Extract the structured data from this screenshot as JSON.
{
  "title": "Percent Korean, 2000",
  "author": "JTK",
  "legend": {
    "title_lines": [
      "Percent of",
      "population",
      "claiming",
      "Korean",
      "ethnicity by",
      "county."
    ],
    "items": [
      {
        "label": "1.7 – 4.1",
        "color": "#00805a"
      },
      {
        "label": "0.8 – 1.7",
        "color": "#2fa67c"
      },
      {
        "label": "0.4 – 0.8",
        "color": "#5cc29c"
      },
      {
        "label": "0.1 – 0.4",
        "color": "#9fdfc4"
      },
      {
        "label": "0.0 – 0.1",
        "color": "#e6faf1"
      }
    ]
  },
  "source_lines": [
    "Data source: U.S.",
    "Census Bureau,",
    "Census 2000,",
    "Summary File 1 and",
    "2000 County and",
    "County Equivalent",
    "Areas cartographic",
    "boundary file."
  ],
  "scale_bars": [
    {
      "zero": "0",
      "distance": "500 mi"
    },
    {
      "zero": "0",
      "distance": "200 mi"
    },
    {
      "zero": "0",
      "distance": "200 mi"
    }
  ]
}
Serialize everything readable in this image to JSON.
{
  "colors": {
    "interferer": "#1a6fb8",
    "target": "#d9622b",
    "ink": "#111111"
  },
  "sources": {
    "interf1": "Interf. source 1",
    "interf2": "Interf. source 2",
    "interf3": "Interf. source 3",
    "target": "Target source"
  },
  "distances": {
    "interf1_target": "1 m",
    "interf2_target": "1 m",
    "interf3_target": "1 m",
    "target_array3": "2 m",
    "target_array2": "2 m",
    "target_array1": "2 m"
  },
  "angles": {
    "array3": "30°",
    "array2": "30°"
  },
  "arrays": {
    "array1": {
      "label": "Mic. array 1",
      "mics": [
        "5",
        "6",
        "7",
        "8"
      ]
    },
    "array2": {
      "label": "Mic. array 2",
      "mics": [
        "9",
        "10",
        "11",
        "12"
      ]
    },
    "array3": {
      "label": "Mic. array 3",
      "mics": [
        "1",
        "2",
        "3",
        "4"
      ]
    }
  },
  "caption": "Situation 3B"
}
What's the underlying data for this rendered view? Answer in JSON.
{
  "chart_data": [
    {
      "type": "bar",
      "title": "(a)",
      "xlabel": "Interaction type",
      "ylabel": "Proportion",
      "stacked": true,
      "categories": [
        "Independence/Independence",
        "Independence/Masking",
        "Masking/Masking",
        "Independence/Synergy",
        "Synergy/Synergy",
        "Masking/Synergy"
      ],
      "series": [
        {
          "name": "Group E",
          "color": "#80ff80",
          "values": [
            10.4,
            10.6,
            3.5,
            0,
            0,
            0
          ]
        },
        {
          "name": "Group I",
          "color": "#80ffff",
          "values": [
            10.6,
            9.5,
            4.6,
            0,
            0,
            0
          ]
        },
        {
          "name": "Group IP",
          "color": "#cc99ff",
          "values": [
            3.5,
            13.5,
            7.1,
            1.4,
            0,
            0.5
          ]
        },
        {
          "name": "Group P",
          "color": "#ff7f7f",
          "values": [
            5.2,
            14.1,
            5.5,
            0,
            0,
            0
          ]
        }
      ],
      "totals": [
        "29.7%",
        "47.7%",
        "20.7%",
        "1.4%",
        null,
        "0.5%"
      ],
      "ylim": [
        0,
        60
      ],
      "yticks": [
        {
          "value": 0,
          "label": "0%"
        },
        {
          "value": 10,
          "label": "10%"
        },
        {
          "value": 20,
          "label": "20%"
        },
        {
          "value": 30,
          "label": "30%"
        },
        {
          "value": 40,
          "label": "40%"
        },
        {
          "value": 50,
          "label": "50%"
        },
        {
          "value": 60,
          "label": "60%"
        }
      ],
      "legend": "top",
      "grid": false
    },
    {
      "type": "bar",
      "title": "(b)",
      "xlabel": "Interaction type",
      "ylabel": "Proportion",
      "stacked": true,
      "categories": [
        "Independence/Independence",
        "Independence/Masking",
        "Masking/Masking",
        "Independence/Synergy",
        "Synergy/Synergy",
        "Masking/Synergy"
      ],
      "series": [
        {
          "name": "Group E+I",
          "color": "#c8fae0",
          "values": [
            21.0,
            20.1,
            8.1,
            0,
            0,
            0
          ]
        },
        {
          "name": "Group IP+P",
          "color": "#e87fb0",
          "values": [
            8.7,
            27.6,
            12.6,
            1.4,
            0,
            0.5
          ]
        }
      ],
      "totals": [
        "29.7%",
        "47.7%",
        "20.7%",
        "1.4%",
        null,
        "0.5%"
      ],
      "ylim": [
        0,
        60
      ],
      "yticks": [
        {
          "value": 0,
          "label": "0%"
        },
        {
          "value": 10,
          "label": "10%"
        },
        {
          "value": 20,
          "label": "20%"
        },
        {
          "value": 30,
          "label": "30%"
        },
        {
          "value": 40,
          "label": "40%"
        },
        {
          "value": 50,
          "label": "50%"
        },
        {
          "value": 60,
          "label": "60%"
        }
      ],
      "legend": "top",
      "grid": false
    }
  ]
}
· · · · · · ·
PROBLEM REQUIREMENTS ▸
Would you restate each of the entries word for word?

SOLUTION TO THIS EXERCISE ▸
Extract the structured data from this screenshot as JSON.
{
  "title": "Percent Korean, 2000",
  "author": "JTK",
  "legend": {
    "title_lines": [
      "Percent of",
      "population",
      "claiming",
      "Korean",
      "ethnicity by",
      "county."
    ],
    "items": [
      {
        "label": "1.7 – 4.1",
        "color": "#00805a"
      },
      {
        "label": "0.8 – 1.7",
        "color": "#2fa67c"
      },
      {
        "label": "0.4 – 0.8",
        "color": "#5cc29c"
      },
      {
        "label": "0.1 – 0.4",
        "color": "#9fdfc4"
      },
      {
        "label": "0.0 – 0.1",
        "color": "#e6faf1"
      }
    ]
  },
  "source_lines": [
    "Data source: U.S.",
    "Census Bureau,",
    "Census 2000,",
    "Summary File 1 and",
    "2000 County and",
    "County Equivalent",
    "Areas cartographic",
    "boundary file."
  ],
  "scale_bars": [
    {
      "zero": "0",
      "distance": "500 mi"
    },
    {
      "zero": "0",
      "distance": "200 mi"
    },
    {
      "zero": "0",
      "distance": "200 mi"
    }
  ]
}
Serialize everything readable in this image to JSON.
{
  "colors": {
    "interferer": "#1a6fb8",
    "target": "#d9622b",
    "ink": "#111111"
  },
  "sources": {
    "interf1": "Interf. source 1",
    "interf2": "Interf. source 2",
    "interf3": "Interf. source 3",
    "target": "Target source"
  },
  "distances": {
    "interf1_target": "1 m",
    "interf2_target": "1 m",
    "interf3_target": "1 m",
    "target_array3": "2 m",
    "target_array2": "2 m",
    "target_array1": "2 m"
  },
  "angles": {
    "array3": "30°",
    "array2": "30°"
  },
  "arrays": {
    "array1": {
      "label": "Mic. array 1",
      "mics": [
        "5",
        "6",
        "7",
        "8"
      ]
    },
    "array2": {
      "label": "Mic. array 2",
      "mics": [
        "9",
        "10",
        "11",
        "12"
      ]
    },
    "array3": {
      "label": "Mic. array 3",
      "mics": [
        "1",
        "2",
        "3",
        "4"
      ]
    }
  },
  "caption": "Situation 3B"
}
What's the underlying data for this rendered view? Answer in JSON.
{
  "chart_data": [
    {
      "type": "bar",
      "title": "(a)",
      "xlabel": "Interaction type",
      "ylabel": "Proportion",
      "stacked": true,
      "categories": [
        "Independence/Independence",
        "Independence/Masking",
        "Masking/Masking",
        "Independence/Synergy",
        "Synergy/Synergy",
        "Masking/Synergy"
      ],
      "series": [
        {
          "name": "Group E",
          "color": "#80ff80",
          "values": [
            10.4,
            10.6,
            3.5,
            0,
            0,
            0
          ]
        },
        {
          "name": "Group I",
          "color": "#80ffff",
          "values": [
            10.6,
            9.5,
            4.6,
            0,
            0,
            0
          ]
        },
        {
          "name": "Group IP",
          "color": "#cc99ff",
          "values": [
            3.5,
            13.5,
            7.1,
            1.4,
            0,
            0.5
          ]
        },
        {
          "name": "Group P",
          "color": "#ff7f7f",
          "values": [
            5.2,
            14.1,
            5.5,
            0,
            0,
            0
          ]
        }
      ],
      "totals": [
        "29.7%",
        "47.7%",
        "20.7%",
        "1.4%",
        null,
        "0.5%"
      ],
      "ylim": [
        0,
        60
      ],
      "yticks": [
        {
          "value": 0,
          "label": "0%"
        },
        {
          "value": 10,
          "label": "10%"
        },
        {
          "value": 20,
          "label": "20%"
        },
        {
          "value": 30,
          "label": "30%"
        },
        {
          "value": 40,
          "label": "40%"
        },
        {
          "value": 50,
          "label": "50%"
        },
        {
          "value": 60,
          "label": "60%"
        }
      ],
      "legend": "top",
      "grid": false
    },
    {
      "type": "bar",
      "title": "(b)",
      "xlabel": "Interaction type",
      "ylabel": "Proportion",
      "stacked": true,
      "categories": [
        "Independence/Independence",
        "Independence/Masking",
        "Masking/Masking",
        "Independence/Synergy",
        "Synergy/Synergy",
        "Masking/Synergy"
      ],
      "series": [
        {
          "name": "Group E+I",
          "color": "#c8fae0",
          "values": [
            21.0,
            20.1,
            8.1,
            0,
            0,
            0
          ]
        },
        {
          "name": "Group IP+P",
          "color": "#e87fb0",
          "values": [
            8.7,
            27.6,
            12.6,
            1.4,
            0,
            0.5
          ]
        }
      ],
      "totals": [
        "29.7%",
        "47.7%",
        "20.7%",
        "1.4%",
        null,
        "0.5%"
      ],
      "ylim": [
        0,
        60
      ],
      "yticks": [
        {
          "value": 0,
          "label": "0%"
        },
        {
          "value": 10,
          "label": "10%"
        },
        {
          "value": 20,
          "label": "20%"
        },
        {
          "value": 30,
          "label": "30%"
        },
        {
          "value": 40,
          "label": "40%"
        },
        {
          "value": 50,
          "label": "50%"
        },
        {
          "value": 60,
          "label": "60%"
        }
      ],
      "legend": "top",
      "grid": false
    }
  ]
}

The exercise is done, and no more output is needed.